Copy whichever lines contain the string "area".

Entries from a dataset
(begin)
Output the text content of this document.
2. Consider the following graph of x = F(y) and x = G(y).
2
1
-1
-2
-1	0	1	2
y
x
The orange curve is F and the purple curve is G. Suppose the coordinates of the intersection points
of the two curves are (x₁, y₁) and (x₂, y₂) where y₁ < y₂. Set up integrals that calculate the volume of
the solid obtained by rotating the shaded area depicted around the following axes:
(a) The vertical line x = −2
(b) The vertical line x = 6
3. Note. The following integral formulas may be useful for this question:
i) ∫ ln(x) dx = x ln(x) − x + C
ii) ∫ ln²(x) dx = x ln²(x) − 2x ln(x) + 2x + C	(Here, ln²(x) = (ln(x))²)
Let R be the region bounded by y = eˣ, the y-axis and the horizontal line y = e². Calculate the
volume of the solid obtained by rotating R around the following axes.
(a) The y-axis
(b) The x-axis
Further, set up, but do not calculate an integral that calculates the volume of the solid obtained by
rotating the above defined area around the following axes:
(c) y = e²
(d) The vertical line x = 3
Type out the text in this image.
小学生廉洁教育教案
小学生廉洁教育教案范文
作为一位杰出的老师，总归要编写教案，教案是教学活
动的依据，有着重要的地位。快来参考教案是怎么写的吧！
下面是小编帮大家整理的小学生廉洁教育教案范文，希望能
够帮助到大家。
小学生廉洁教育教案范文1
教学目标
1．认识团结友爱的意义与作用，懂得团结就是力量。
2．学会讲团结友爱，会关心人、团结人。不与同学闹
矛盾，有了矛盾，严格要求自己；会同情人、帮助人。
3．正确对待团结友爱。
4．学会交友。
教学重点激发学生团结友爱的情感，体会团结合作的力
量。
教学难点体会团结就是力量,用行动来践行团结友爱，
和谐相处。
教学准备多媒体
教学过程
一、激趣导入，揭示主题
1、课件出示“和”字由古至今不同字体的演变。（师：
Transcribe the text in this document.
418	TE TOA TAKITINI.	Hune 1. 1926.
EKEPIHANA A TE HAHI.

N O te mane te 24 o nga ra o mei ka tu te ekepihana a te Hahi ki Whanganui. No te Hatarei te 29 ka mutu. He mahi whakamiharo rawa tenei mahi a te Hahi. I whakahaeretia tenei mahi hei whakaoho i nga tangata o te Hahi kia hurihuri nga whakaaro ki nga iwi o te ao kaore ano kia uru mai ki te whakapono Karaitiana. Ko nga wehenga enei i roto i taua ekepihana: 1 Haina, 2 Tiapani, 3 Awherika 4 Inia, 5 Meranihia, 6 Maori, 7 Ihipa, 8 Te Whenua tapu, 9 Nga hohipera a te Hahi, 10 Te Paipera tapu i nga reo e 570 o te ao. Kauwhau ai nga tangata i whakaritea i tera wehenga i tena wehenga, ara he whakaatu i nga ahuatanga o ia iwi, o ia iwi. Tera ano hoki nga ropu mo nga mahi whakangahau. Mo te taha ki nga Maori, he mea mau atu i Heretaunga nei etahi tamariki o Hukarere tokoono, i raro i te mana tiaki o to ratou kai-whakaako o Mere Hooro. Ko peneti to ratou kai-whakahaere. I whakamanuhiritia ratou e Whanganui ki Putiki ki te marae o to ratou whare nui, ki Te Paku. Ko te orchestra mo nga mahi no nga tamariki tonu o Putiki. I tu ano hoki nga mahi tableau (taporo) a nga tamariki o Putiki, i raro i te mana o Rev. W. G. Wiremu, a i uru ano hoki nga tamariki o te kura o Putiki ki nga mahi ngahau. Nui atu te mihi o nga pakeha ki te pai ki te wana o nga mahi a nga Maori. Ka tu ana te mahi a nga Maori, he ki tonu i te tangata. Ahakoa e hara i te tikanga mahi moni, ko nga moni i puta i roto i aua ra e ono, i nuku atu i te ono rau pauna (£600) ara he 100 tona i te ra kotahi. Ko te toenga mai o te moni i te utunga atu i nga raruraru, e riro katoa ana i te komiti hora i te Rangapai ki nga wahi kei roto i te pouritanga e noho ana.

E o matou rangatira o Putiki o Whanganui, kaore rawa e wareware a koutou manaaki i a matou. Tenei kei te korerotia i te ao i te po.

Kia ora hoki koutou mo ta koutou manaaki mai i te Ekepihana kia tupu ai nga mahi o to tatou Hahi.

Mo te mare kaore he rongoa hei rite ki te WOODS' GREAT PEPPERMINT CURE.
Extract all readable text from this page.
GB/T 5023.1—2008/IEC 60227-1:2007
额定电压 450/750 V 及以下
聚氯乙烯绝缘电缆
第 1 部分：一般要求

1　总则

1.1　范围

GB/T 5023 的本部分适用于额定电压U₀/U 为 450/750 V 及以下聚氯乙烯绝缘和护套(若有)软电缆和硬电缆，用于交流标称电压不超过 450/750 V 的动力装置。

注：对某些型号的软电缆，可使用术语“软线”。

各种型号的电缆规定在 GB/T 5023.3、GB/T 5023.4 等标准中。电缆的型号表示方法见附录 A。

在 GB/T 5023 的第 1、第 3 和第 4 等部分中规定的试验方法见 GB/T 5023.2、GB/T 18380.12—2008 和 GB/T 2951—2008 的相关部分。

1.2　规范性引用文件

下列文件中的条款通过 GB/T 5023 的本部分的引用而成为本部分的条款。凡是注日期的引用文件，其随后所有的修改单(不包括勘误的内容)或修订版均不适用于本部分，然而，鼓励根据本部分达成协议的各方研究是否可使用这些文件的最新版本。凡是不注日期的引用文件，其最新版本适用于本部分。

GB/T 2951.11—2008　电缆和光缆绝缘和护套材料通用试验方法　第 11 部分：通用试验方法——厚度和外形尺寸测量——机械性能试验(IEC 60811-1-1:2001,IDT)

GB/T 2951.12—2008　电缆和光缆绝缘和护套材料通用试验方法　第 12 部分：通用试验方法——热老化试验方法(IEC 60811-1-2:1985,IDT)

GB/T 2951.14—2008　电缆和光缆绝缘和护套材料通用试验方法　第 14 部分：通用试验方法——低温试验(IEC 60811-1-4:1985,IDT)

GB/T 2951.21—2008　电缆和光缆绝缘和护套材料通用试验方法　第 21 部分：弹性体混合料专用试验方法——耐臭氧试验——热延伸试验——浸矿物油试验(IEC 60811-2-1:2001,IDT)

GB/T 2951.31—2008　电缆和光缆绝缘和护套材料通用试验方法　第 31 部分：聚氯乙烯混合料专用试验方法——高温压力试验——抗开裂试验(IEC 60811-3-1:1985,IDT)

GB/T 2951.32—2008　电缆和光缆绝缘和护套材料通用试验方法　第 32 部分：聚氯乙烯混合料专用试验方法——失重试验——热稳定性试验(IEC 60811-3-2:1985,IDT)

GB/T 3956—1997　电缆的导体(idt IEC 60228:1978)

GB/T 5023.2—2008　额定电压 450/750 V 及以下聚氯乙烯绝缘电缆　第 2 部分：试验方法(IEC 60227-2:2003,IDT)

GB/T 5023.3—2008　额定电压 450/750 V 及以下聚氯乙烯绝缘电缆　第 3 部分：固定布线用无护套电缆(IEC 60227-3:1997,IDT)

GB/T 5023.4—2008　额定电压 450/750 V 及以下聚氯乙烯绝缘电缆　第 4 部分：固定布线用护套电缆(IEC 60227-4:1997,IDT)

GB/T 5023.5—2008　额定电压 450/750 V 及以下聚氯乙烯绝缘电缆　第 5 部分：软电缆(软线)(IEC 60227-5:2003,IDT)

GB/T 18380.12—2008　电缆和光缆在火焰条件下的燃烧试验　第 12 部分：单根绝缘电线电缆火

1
(end)
Written reply |
the solid obtained by rotating the shaded area depicted around the following axes:
rotating the above defined area around the following axes:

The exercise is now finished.